++++ DATA ENTRIES ++++
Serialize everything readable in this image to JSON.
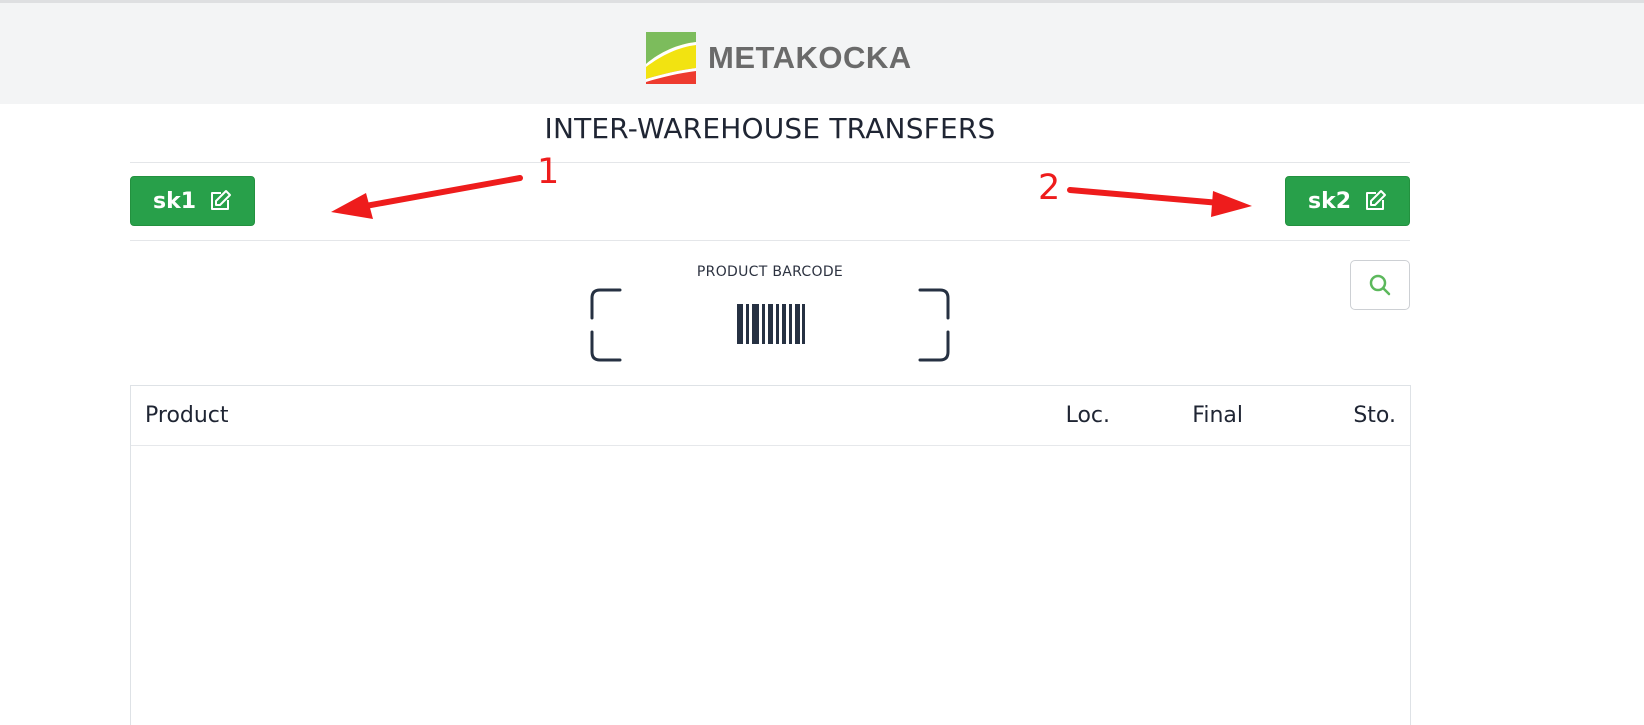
{
  "header": {
    "logo_text": "METAKOCKA"
  },
  "page": {
    "title": "INTER-WAREHOUSE TRANSFERS"
  },
  "warehouses": {
    "source_label": "sk1",
    "destination_label": "sk2"
  },
  "annotations": {
    "first": "1",
    "second": "2"
  },
  "barcode": {
    "label": "PRODUCT BARCODE"
  },
  "table": {
    "columns": [
      "Product",
      "Loc.",
      "Final",
      "Sto."
    ]
  },
  "colors": {
    "button_green": "#28a04a",
    "annotation_red": "#ee1c1c",
    "search_icon_green": "#5cb85c"
  },
  "icons": [
    "logo-icon",
    "edit-icon",
    "barcode-icon",
    "search-icon"
  ]
}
++++
WHAT YOU WILL DO
Do not include the images; transcribe the rest of the listing exactly.

EXERCISE RESULT
Serialize everything readable in this image to JSON.
{
  "header": {
    "logo_text": "METAKOCKA"
  },
  "page": {
    "title": "INTER-WAREHOUSE TRANSFERS"
  },
  "warehouses": {
    "source_label": "sk1",
    "destination_label": "sk2"
  },
  "annotations": {
    "first": "1",
    "second": "2"
  },
  "barcode": {
    "label": "PRODUCT BARCODE"
  },
  "table": {
    "columns": [
      "Product",
      "Loc.",
      "Final",
      "Sto."
    ]
  },
  "colors": {
    "button_green": "#28a04a",
    "annotation_red": "#ee1c1c",
    "search_icon_green": "#5cb85c"
  },
  "icons": [
    "logo-icon",
    "edit-icon",
    "barcode-icon",
    "search-icon"
  ]
}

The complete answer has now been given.